::: Records shown

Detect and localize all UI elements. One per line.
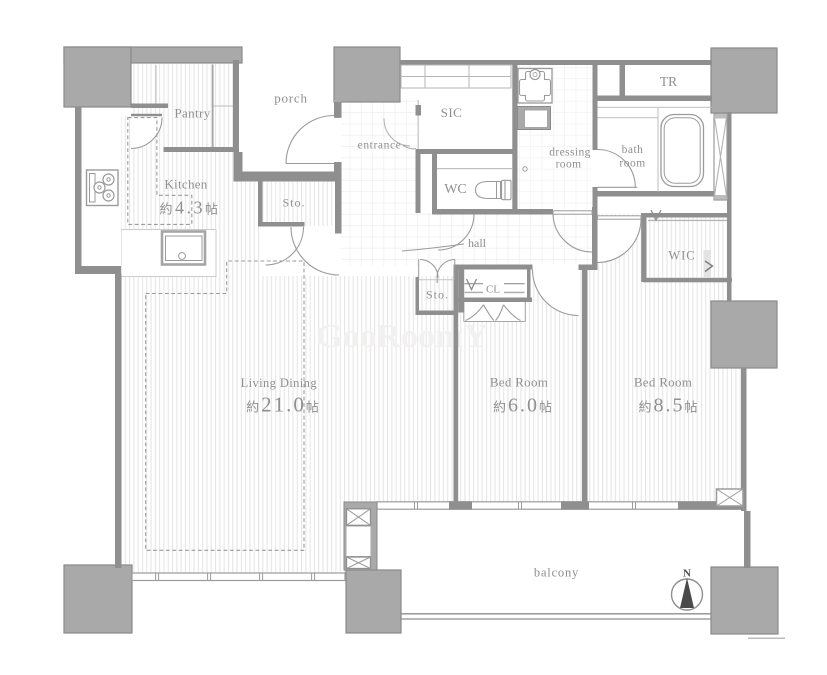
- svg-text:N: N: [683, 568, 691, 580]
- svg-text:Bed Room: Bed Room: [490, 375, 548, 390]
- svg-text:GooRoomY: GooRoomY: [316, 318, 488, 355]
- svg-text:TR: TR: [660, 74, 677, 89]
- svg-text:WIC: WIC: [668, 249, 695, 263]
- svg-text:Sto.: Sto.: [426, 288, 449, 302]
- svg-text:room: room: [556, 159, 582, 171]
- svg-text:SIC: SIC: [441, 105, 463, 120]
- svg-text:balcony: balcony: [534, 566, 579, 580]
- svg-text:hall: hall: [468, 236, 487, 250]
- svg-text:room: room: [619, 158, 645, 170]
- svg-text:Bed Room: Bed Room: [634, 375, 692, 390]
- svg-text:Kitchen: Kitchen: [164, 177, 207, 192]
- svg-text:Pantry: Pantry: [174, 106, 210, 121]
- svg-text:Living Dining: Living Dining: [241, 376, 318, 390]
- svg-text:CL: CL: [486, 284, 500, 296]
- svg-text:dressing: dressing: [549, 147, 591, 159]
- svg-text:bath: bath: [622, 144, 644, 156]
- svg-text:Sto.: Sto.: [282, 196, 305, 210]
- svg-text:WC: WC: [444, 182, 467, 197]
- svg-text:porch: porch: [274, 91, 308, 106]
- svg-text:entrance: entrance: [358, 140, 402, 152]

::::::

Task instructions: Please print, without any change, the lines of the material above starting at the line "- svg-text:N: N: [683, 568, 691, 580]" and ending at the last line of the material.

Solved exercise:
- svg-text:N: N: [683, 568, 691, 580]
- svg-text:Bed Room: Bed Room: [490, 375, 548, 390]
- svg-text:GooRoomY: GooRoomY: [316, 318, 488, 355]
- svg-text:TR: TR: [660, 74, 677, 89]
- svg-text:WIC: WIC: [668, 249, 695, 263]
- svg-text:Sto.: Sto.: [426, 288, 449, 302]
- svg-text:room: room: [556, 159, 582, 171]
- svg-text:SIC: SIC: [441, 105, 463, 120]
- svg-text:balcony: balcony: [534, 566, 579, 580]
- svg-text:hall: hall: [468, 236, 487, 250]
- svg-text:room: room: [619, 158, 645, 170]
- svg-text:Bed Room: Bed Room: [634, 375, 692, 390]
- svg-text:Kitchen: Kitchen: [164, 177, 207, 192]
- svg-text:Pantry: Pantry: [174, 106, 210, 121]
- svg-text:Living Dining: Living Dining: [241, 376, 318, 390]
- svg-text:CL: CL: [486, 284, 500, 296]
- svg-text:dressing: dressing: [549, 147, 591, 159]
- svg-text:bath: bath: [622, 144, 644, 156]
- svg-text:Sto.: Sto.: [282, 196, 305, 210]
- svg-text:WC: WC: [444, 182, 467, 197]
- svg-text:porch: porch: [274, 91, 308, 106]
- svg-text:entrance: entrance: [358, 140, 402, 152]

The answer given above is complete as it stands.